Make an exact copy of the entries, and keep any pictures out of it.

↓↓↓

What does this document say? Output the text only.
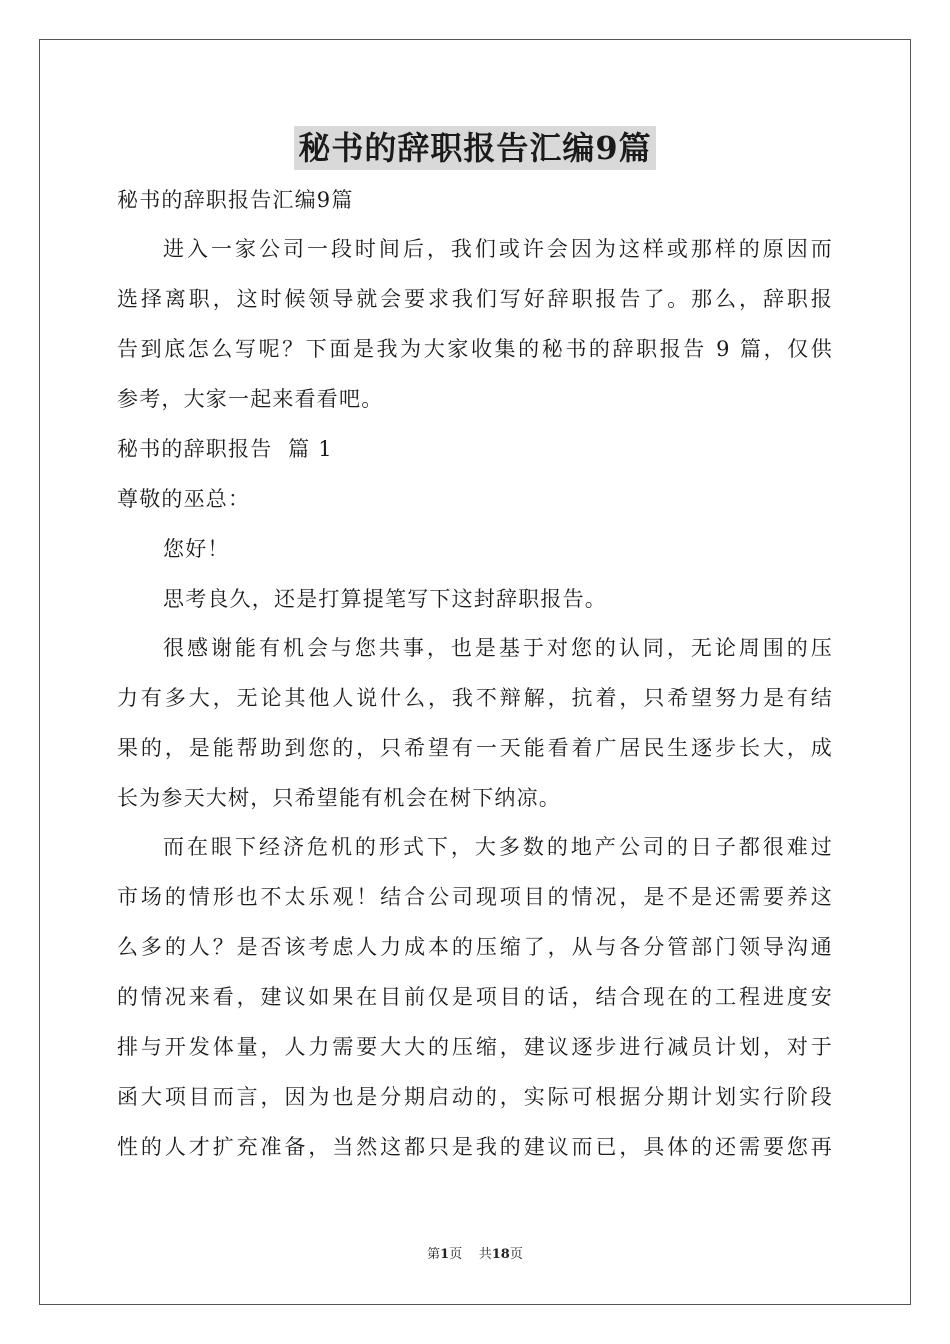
秘书的辞职报告汇编9篇
秘书的辞职报告汇编9篇
进入一家公司一段时间后，我们或许会因为这样或那样的原因而
选择离职，这时候领导就会要求我们写好辞职报告了。那么，辞职报
告到底怎么写呢？下面是我为大家收集的秘书的辞职报告 9 篇，仅供
参考，大家一起来看看吧。
秘书的辞职报告  篇 1
尊敬的巫总：
您好！
思考良久，还是打算提笔写下这封辞职报告。
很感谢能有机会与您共事，也是基于对您的认同，无论周围的压
力有多大，无论其他人说什么，我不辩解，抗着，只希望努力是有结
果的，是能帮助到您的，只希望有一天能看着广居民生逐步长大，成
长为参天大树，只希望能有机会在树下纳凉。
而在眼下经济危机的形式下，大多数的地产公司的日子都很难过
市场的情形也不太乐观！结合公司现项目的情况，是不是还需要养这
么多的人？是否该考虑人力成本的压缩了，从与各分管部门领导沟通
的情况来看，建议如果在目前仅是项目的话，结合现在的工程进度安
排与开发体量，人力需要大大的压缩，建议逐步进行减员计划，对于
函大项目而言，因为也是分期启动的，实际可根据分期计划实行阶段
性的人才扩充准备，当然这都只是我的建议而已，具体的还需要您再
第1页 共18页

↑↑↑

→ **FINAL RESULT**
What does this document say? Output the text only.
秘书的辞职报告汇编9篇
秘书的辞职报告汇编9篇
进入一家公司一段时间后，我们或许会因为这样或那样的原因而
选择离职，这时候领导就会要求我们写好辞职报告了。那么，辞职报
告到底怎么写呢？下面是我为大家收集的秘书的辞职报告 9 篇，仅供
参考，大家一起来看看吧。
秘书的辞职报告  篇 1
尊敬的巫总：
您好！
思考良久，还是打算提笔写下这封辞职报告。
很感谢能有机会与您共事，也是基于对您的认同，无论周围的压
力有多大，无论其他人说什么，我不辩解，抗着，只希望努力是有结
果的，是能帮助到您的，只希望有一天能看着广居民生逐步长大，成
长为参天大树，只希望能有机会在树下纳凉。
而在眼下经济危机的形式下，大多数的地产公司的日子都很难过
市场的情形也不太乐观！结合公司现项目的情况，是不是还需要养这
么多的人？是否该考虑人力成本的压缩了，从与各分管部门领导沟通
的情况来看，建议如果在目前仅是项目的话，结合现在的工程进度安
排与开发体量，人力需要大大的压缩，建议逐步进行减员计划，对于
函大项目而言，因为也是分期启动的，实际可根据分期计划实行阶段
性的人才扩充准备，当然这都只是我的建议而已，具体的还需要您再
第1页 共18页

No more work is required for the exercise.